**Task to complete**
Tell how many lines contain the word "Provider". Reply with the number only.

Records from a collection of figures:
↓

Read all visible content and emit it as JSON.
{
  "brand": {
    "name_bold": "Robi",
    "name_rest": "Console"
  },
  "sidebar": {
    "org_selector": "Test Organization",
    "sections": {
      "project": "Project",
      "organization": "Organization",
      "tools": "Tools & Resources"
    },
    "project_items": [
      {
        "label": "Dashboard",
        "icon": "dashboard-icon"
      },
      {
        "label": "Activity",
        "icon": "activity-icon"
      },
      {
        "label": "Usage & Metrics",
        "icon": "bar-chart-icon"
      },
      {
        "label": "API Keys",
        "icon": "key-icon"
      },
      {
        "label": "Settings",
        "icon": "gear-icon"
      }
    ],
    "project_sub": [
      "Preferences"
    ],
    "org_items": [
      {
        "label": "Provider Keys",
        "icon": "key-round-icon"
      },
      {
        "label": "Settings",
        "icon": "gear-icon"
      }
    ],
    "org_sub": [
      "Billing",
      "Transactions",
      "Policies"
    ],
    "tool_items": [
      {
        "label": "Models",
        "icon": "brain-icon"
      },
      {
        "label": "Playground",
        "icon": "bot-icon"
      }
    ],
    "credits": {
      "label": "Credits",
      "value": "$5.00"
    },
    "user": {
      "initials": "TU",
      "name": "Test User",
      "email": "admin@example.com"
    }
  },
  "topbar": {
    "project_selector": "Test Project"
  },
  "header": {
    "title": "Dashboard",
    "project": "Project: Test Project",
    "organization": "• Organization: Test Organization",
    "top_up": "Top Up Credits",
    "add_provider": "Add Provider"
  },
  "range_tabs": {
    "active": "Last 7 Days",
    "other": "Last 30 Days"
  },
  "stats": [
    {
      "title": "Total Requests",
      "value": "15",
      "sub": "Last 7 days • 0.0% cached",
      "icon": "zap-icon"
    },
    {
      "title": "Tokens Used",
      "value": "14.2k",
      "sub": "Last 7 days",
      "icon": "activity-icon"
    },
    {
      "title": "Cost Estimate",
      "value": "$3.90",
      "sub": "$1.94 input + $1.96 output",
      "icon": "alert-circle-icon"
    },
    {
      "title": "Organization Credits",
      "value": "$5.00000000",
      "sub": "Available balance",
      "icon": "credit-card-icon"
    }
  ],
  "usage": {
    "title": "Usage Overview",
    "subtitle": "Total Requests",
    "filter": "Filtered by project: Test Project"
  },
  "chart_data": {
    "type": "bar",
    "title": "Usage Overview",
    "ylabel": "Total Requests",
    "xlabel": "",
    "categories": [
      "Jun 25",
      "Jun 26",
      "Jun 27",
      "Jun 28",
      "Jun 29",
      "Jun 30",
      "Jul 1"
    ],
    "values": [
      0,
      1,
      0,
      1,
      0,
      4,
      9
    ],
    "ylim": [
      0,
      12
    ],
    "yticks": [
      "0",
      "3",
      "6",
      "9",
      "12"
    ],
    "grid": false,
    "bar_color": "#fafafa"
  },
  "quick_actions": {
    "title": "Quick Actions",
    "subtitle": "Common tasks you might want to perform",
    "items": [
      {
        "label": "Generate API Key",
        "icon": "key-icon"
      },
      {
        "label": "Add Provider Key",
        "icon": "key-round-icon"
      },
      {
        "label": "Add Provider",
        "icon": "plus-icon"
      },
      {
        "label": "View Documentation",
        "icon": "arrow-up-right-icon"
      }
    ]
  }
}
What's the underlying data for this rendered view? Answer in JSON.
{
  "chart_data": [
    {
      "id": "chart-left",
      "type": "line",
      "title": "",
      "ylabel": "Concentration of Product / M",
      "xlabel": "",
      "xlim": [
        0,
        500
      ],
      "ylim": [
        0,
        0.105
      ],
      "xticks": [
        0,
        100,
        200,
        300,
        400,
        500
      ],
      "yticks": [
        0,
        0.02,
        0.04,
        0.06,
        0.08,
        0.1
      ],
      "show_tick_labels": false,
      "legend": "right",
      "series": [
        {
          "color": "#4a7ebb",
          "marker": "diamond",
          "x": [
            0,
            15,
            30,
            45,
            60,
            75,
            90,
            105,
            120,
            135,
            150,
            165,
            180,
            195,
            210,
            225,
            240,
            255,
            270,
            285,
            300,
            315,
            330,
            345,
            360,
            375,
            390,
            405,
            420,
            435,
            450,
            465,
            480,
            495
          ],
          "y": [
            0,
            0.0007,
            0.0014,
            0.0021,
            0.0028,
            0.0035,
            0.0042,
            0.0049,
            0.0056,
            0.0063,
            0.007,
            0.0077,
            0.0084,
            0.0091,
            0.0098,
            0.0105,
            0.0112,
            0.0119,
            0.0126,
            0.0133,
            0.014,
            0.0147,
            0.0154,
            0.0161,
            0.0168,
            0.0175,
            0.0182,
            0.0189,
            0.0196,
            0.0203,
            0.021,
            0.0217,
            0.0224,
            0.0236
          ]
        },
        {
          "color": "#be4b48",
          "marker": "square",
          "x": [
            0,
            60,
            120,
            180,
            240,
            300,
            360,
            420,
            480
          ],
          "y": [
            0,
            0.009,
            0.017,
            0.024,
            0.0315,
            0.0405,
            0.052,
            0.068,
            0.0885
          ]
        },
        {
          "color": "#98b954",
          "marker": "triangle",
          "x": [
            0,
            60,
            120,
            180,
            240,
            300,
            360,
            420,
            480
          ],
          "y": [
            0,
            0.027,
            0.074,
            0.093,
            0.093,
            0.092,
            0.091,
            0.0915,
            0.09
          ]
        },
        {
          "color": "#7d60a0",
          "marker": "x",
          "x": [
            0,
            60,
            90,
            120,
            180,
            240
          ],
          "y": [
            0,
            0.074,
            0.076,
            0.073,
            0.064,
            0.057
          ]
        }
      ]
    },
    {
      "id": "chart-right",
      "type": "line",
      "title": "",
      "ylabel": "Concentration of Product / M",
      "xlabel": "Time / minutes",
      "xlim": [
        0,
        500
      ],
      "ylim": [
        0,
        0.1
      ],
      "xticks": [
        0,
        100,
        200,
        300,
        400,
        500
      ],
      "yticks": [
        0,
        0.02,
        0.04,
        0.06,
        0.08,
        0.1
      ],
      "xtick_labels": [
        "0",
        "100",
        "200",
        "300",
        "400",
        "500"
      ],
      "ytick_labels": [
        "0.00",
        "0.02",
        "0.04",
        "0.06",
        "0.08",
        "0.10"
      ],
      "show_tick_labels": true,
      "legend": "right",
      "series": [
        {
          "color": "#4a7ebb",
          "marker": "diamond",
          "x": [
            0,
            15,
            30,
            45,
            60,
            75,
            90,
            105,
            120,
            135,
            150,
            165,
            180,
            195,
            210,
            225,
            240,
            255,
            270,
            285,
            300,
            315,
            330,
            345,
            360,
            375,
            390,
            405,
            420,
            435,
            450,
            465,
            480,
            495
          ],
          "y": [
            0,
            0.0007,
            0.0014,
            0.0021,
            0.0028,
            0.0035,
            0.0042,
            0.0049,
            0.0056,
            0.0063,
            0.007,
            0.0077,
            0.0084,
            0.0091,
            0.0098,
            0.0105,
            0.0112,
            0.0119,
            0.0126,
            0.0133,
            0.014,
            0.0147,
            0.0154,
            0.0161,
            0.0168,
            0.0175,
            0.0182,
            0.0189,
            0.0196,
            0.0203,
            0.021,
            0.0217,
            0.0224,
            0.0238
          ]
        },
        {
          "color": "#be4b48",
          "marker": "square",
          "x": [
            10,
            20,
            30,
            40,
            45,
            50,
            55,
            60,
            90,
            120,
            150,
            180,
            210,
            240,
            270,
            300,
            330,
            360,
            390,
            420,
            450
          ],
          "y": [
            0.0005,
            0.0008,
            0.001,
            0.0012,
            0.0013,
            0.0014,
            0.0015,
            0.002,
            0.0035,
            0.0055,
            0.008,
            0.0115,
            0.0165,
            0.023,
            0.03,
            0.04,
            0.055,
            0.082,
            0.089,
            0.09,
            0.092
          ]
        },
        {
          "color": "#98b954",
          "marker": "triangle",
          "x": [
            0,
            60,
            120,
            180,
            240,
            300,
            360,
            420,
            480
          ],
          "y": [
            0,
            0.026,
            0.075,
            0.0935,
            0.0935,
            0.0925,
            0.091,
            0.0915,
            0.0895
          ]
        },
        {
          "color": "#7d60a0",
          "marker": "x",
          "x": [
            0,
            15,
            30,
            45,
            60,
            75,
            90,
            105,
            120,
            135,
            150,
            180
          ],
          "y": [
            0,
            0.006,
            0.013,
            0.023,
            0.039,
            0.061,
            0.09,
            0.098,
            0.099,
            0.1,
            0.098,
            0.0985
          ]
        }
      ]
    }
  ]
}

↑

**Reply**
4